WHAT IS ASKED:
[1] According to the NAFTA press briefing, who are the coordinators of the administration's NAFTA effort?
[2] Resume the NAFTA press briefing, beginning directly after its final sentence.

━━━━━ GIVEN PASSAGE ━━━━━

Bill Clinton photo

Press Briefing by Ambassador Kantor, U.S. Trade Representative, Carol Browner, Administrator of the EPA Webb Hubbell, Associate Attorney General Tim Wirth, Under Secretary of State for Global Affairs, and William Daley, Special Counsellor to the President for NAFTA William Frenzel, Special Adviser to the President on NAFTA

September 24, 1993

The Briefing Room

3:05 P.M. EDT

MR. DALEY: Good afternoon, ladies and gentlemen. My name is Bill Daley. Bill Frenzel and I are the coordinators of the NAFTA effort for the administration. And we are very pleased to be here. We are, of course, pleased by the decision of the Court of Appeals. NAFTA, we know, creates jobs and improves the environment. And any cloud as to the schedule of NAFTA has been lifted and we are

very pleased with that.

We have today Ambassador Kantor, Carol Browner, Webster Hubbell, and Tim Wirth who will speak, and then after they're finished they will each answer questions.

Ambassador Kantor.

AMBASSADOR KANTOR: Thank you, Bill. I first want to say that everyone up here had a hand in this important decision today. But I especially want to point out that Administrator Browner and her agency have not only been involved in this case but also involved in reviewing environmental aspects of NAFTA, helping USTR but also were so involved and so important to the negotiation we just finished which is -- of course we're very proud of -- which is the first and most important environmental side agreement ever connected to a trade agreement.

As you know, NAFTA is about changing unfair rules that Mexico has had for years which has hurt American workers. It's about jobs and -- creating them in this country, which it does. It's about making America more competitive. But it's also about cleaning up the environment.

━━━━━ DATA EXTRACT ━━━━━

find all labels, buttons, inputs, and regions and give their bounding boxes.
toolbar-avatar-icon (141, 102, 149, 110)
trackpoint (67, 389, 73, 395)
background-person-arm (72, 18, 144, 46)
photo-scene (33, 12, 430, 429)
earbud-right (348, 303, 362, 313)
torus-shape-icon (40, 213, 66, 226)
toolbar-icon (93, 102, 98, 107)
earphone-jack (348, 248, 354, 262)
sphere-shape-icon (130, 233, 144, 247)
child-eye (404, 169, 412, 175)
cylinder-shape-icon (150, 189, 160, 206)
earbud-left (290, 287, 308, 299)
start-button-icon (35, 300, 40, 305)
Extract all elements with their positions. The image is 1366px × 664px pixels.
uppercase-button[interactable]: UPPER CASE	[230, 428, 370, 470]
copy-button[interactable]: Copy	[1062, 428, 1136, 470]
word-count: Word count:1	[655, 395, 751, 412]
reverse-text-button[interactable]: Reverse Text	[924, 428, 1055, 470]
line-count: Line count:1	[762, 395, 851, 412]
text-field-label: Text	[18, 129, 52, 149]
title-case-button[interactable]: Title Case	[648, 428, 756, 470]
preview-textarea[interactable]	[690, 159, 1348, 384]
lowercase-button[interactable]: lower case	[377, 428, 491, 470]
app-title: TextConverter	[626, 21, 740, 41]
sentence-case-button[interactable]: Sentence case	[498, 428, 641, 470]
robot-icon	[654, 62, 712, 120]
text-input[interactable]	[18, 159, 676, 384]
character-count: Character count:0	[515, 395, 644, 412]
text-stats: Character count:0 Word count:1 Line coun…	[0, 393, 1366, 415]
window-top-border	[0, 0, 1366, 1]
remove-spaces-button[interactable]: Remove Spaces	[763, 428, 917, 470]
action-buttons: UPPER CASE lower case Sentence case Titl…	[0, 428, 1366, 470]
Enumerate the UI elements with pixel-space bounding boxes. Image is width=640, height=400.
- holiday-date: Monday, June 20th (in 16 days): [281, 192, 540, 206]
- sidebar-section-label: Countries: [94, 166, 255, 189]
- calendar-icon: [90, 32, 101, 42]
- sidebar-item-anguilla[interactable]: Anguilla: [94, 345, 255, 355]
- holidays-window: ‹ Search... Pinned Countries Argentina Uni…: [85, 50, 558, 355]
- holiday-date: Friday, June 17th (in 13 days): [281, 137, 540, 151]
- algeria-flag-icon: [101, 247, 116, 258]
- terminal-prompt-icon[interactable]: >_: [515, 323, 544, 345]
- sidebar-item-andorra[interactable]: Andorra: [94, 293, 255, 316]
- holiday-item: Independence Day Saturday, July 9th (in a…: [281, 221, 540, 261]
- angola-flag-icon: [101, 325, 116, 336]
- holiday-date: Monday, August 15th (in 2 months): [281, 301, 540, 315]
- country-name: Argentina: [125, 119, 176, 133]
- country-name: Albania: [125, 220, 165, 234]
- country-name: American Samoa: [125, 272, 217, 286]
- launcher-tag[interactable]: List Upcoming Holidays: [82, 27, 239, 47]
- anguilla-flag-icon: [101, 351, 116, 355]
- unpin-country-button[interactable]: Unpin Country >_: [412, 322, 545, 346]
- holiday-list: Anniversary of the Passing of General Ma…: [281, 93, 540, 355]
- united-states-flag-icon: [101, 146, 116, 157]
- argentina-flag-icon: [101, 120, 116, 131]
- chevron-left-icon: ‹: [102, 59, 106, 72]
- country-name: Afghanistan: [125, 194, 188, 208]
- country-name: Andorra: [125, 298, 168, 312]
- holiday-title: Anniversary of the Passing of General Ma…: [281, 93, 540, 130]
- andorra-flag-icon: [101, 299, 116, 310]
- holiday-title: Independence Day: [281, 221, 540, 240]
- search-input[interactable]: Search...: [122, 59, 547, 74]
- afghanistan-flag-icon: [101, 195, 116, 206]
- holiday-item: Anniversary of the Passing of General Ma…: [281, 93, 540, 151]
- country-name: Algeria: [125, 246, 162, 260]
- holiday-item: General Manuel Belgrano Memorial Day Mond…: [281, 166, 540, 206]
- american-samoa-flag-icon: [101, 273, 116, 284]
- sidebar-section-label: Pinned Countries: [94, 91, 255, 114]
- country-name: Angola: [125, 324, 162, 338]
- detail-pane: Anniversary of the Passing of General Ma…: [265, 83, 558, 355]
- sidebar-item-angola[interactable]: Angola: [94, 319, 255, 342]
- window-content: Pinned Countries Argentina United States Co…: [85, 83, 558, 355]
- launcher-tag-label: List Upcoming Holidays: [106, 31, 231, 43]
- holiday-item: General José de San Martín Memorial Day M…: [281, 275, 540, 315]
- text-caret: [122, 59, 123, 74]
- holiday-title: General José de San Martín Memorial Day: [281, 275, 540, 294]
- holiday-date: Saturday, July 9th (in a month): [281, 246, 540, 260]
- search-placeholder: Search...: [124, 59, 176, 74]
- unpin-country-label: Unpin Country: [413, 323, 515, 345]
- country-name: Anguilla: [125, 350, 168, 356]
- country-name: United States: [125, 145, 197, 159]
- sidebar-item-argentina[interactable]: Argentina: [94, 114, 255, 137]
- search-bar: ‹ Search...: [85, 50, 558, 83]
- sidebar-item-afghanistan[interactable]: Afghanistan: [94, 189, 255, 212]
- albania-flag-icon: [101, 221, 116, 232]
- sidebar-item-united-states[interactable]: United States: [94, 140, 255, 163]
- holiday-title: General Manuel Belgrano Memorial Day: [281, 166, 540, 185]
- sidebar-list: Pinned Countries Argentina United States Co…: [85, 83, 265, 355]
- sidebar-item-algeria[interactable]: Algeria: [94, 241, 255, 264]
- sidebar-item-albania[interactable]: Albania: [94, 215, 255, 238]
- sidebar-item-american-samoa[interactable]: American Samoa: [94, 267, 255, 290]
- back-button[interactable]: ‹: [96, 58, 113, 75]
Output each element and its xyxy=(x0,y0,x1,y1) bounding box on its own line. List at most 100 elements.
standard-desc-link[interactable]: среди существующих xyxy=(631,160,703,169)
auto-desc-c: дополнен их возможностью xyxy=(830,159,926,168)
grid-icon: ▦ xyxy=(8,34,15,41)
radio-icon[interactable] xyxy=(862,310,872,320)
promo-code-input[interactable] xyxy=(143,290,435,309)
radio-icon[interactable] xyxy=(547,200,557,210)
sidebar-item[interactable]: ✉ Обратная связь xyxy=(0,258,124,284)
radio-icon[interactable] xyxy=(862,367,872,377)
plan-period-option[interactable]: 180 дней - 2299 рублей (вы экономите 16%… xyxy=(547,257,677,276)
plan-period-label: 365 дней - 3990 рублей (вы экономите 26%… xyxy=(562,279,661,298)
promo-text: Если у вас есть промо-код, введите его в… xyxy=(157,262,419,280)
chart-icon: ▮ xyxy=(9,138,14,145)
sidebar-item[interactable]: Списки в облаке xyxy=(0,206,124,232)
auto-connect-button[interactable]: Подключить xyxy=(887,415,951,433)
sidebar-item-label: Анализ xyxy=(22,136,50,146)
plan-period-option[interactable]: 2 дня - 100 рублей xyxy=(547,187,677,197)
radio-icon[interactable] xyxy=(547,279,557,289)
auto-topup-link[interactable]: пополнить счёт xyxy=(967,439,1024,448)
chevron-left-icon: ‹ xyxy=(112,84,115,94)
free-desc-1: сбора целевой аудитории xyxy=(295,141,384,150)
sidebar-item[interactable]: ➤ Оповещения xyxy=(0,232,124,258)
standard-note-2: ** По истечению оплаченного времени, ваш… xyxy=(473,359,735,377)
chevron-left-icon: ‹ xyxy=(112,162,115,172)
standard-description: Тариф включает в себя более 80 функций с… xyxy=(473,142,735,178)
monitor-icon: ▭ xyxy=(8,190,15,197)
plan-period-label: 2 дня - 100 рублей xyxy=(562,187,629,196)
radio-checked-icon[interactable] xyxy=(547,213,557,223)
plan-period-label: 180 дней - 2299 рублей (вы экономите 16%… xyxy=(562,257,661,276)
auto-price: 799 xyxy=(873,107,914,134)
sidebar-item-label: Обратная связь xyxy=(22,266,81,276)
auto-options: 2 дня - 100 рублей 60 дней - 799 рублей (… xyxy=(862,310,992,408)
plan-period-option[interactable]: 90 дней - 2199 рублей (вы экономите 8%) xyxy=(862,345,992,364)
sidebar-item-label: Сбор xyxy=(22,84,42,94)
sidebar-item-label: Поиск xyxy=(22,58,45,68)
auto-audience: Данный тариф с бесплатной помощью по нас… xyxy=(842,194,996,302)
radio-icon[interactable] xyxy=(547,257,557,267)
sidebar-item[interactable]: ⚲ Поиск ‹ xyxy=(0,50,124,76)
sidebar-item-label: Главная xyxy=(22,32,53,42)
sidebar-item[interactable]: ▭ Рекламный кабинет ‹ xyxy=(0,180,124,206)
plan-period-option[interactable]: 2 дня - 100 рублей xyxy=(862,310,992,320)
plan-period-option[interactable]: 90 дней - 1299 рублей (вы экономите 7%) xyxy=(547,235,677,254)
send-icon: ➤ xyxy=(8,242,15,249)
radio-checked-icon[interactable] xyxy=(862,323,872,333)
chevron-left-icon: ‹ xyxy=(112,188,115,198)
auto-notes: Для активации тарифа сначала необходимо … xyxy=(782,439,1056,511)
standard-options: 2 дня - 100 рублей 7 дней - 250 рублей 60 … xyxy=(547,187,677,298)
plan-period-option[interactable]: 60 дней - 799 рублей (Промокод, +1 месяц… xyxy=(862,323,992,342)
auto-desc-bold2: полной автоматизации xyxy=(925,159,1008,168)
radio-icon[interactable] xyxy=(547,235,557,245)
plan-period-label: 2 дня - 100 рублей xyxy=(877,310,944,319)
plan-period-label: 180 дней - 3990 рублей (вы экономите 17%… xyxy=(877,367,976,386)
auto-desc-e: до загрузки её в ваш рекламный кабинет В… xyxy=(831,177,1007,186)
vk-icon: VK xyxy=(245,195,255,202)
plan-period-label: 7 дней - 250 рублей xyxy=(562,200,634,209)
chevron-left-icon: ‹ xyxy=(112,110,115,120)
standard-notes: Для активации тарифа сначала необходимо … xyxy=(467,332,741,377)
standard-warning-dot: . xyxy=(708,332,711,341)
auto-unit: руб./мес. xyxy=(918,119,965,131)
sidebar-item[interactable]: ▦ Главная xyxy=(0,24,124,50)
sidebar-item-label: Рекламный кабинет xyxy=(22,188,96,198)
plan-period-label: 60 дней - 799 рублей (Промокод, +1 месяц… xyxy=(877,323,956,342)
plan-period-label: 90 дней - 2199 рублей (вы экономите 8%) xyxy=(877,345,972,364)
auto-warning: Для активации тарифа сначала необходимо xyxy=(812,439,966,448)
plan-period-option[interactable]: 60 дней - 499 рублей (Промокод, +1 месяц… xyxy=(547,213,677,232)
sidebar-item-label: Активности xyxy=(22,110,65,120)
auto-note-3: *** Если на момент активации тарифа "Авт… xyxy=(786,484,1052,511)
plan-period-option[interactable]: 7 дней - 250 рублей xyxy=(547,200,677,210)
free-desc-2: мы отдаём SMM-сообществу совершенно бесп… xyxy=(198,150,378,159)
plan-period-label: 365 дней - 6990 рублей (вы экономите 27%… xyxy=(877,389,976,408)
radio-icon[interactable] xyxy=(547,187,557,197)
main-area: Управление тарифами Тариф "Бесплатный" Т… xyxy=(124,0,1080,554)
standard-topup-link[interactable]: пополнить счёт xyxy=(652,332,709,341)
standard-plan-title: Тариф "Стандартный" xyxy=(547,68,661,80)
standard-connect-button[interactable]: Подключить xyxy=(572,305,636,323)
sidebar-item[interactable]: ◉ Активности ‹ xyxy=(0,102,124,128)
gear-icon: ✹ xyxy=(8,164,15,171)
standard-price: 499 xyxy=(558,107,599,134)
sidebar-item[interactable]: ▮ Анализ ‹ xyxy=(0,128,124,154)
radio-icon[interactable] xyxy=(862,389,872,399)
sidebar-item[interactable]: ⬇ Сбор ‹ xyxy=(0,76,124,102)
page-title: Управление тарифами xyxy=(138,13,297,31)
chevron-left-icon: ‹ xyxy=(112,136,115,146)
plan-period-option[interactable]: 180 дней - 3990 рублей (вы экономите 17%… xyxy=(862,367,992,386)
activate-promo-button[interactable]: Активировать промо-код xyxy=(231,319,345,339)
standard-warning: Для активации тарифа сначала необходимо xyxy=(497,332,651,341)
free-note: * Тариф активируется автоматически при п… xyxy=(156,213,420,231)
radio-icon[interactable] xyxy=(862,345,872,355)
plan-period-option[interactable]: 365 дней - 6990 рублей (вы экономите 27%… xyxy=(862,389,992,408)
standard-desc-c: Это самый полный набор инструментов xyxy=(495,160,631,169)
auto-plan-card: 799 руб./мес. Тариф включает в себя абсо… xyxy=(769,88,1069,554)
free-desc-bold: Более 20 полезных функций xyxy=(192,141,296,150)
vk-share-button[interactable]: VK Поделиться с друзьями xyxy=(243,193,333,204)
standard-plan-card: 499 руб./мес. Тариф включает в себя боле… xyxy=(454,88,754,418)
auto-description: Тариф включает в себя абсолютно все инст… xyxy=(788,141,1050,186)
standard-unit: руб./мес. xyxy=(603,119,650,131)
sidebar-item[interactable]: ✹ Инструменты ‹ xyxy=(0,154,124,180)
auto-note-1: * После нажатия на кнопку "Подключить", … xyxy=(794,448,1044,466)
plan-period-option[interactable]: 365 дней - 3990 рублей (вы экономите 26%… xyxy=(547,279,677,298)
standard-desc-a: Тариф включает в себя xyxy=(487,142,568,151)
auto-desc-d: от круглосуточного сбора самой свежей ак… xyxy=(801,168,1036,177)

━━━━━

EXPECTED RESPONSES:
[1] Bill Daley and Bill Frenzel.

[2]
And this morning the U.S. Court of Appeals for the District of Columbia Circuit announced its unanimous decision that the National Environmental Policy Act, known as NEPA, does not require the administration to prepare an environmental impact statement in connection with NAFTA, or the North American Free Trade Agreement. This decision reverses the June 30 decision by Judge Richey. The administration is gratified by this decision.

It was established law that NEPA and the EIS, or environmental impact statement, requirement applied to actions of federal agencies and not to actions of the President himself. We believed and argued strongly that the negotiation of the NAFTA and the submission of implementing legislation to Congress were the essence of presidential action and therefore the EIS requirement and NEPA did not apply.

By today's decision, the Court of Appeals erases those uncertainties. We want to recognize the Department of Justice and my General Counsel, Ira Shapiro, Justice Department led by Associate Attorney General Webb Hubbell who did such a wonderful job on this.

We recognize that the Richey decision raised in the minds of many the feeling that NAFTA could have an adverse effect on the environment. Nothing could be further from the truth. NAFTA will be good for the environment.

The issue in this case never was whether this administration was committed to assuring the protection of the environment in the NAFTA. The issue was how, and we have answered that. The administration believes that NAFTA will enhance environmental protection at the U.S.-Mexico border and throughout North America. Our view is shared by six environmental organizations representing 7.5 million people or about 80 percent of Americans who belong to environmental organizations.

The environmental issue -- the basis of the supplemental agrement we have negotiated. By focusing on environmental concerns and using trade as a catalyst for innovative steps to enhance environmental protection NAFTA breaks new grounds for an international trade agreement as I mentioned to you earlier.

The supplemental agreement on the environment commits each of the NAFTA countries to provide high levels of environmental protection and to continue to improve their laws in this area. In addition, it provides for the first time in Mexico access to administrative agency and to the courts for environmental laws and the enforcement of those laws and of course sets up two commissions of which most of you are aware, two commissions, to ensure that Mexico, the United States, and Canada all enforce their own laws in terms of protecting the environment.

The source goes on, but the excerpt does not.